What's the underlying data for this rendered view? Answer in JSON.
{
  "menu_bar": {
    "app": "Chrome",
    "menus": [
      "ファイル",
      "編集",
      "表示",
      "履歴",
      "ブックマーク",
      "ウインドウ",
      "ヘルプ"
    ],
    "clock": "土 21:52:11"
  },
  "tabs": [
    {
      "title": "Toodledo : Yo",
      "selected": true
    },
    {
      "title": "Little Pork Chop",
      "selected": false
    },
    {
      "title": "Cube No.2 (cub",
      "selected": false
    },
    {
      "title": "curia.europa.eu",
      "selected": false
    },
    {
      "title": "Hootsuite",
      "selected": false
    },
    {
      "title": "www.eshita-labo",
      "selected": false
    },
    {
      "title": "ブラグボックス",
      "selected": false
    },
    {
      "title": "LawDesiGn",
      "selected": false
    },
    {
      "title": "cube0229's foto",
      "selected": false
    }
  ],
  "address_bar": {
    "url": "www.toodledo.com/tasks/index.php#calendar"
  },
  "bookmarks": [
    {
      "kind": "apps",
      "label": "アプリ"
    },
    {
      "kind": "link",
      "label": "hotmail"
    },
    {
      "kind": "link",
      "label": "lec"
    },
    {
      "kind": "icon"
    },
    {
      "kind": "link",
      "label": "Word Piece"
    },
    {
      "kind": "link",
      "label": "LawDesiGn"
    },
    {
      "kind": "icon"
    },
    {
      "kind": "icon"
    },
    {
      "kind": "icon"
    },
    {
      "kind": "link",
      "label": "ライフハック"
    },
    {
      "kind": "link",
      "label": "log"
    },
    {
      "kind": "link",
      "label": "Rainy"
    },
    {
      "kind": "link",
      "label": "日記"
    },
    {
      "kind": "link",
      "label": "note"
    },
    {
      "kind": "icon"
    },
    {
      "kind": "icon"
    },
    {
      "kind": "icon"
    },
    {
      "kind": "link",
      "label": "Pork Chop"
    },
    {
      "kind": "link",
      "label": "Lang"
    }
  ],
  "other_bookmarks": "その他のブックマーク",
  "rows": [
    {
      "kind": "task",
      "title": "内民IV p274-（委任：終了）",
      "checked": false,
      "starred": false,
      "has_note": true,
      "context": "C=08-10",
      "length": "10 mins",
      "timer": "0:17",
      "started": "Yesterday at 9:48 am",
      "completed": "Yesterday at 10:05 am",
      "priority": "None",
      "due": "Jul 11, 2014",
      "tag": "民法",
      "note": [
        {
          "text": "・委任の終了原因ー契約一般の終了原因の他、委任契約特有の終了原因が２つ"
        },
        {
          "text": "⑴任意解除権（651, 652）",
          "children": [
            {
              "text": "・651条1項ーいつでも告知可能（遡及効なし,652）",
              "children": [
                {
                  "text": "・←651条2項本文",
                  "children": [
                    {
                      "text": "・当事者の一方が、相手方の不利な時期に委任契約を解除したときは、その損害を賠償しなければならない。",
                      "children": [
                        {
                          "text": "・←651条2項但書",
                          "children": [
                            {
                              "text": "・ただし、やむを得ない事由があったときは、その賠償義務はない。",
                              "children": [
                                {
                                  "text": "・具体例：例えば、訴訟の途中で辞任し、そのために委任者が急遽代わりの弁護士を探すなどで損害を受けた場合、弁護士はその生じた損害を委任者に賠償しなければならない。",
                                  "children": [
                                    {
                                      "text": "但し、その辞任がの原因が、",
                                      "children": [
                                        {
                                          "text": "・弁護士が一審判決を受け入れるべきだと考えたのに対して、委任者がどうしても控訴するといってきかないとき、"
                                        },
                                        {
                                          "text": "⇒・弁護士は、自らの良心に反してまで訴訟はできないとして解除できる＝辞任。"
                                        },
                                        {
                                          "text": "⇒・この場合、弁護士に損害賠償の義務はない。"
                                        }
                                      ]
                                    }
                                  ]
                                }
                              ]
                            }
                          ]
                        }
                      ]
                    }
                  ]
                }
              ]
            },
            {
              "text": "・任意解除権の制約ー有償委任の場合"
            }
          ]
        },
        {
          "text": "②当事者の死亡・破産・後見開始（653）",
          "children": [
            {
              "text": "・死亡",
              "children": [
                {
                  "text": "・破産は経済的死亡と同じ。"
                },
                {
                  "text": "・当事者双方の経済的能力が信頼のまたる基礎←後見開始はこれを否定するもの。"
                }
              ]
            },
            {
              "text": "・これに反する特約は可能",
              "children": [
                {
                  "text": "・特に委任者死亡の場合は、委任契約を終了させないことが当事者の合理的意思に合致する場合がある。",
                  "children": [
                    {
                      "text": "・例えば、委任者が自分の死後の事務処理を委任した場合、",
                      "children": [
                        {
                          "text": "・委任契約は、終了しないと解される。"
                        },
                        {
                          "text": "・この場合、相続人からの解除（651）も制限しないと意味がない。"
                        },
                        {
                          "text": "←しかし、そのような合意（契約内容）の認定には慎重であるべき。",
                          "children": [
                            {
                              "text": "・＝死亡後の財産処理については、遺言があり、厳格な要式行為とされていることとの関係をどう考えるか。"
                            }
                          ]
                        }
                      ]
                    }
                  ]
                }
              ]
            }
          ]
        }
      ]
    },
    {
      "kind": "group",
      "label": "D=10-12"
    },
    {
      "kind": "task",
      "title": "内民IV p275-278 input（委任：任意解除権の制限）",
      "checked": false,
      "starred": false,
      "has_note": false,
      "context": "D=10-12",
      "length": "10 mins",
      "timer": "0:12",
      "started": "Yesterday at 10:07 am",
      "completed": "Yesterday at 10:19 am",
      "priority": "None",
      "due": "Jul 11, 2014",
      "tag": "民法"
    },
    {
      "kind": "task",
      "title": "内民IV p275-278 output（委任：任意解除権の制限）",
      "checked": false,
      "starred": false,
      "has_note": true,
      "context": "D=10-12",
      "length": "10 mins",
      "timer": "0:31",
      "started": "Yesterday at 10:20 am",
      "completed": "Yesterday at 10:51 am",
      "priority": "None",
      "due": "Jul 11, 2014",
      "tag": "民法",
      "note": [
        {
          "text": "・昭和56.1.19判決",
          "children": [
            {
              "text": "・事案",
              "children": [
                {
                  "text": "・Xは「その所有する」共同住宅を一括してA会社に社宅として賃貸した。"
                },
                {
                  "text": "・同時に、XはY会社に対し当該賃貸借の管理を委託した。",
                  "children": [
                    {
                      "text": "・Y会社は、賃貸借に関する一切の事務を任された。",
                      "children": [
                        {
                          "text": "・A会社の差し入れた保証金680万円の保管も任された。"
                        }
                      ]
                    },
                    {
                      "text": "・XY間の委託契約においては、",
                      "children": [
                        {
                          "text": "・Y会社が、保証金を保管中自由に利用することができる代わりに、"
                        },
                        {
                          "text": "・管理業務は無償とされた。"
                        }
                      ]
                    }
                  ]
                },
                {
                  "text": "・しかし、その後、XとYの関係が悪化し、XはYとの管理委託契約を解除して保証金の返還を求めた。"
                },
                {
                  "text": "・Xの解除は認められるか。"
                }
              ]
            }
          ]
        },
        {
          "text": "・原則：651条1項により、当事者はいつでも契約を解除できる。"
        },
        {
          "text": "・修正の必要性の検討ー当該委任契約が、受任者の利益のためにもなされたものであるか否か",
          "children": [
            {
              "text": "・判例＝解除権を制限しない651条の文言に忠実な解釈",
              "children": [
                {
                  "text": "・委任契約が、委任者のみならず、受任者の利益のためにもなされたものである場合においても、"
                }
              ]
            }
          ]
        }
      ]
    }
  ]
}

══════════════════════════════

§ **WHAT TO PRODUCE**: Pull out each line of the entries that contains "title".

§ **FINISHED ANSWER**:
      "title": "Toodledo : Yo",
      "title": "Little Pork Chop",
      "title": "Cube No.2 (cub",
      "title": "curia.europa.eu",
      "title": "Hootsuite",
      "title": "www.eshita-labo",
      "title": "ブラグボックス",
      "title": "LawDesiGn",
      "title": "cube0229's foto",
      "title": "内民IV p274-（委任：終了）",
      "title": "内民IV p275-278 input（委任：任意解除権の制限）",
      "title": "内民IV p275-278 output（委任：任意解除権の制限）",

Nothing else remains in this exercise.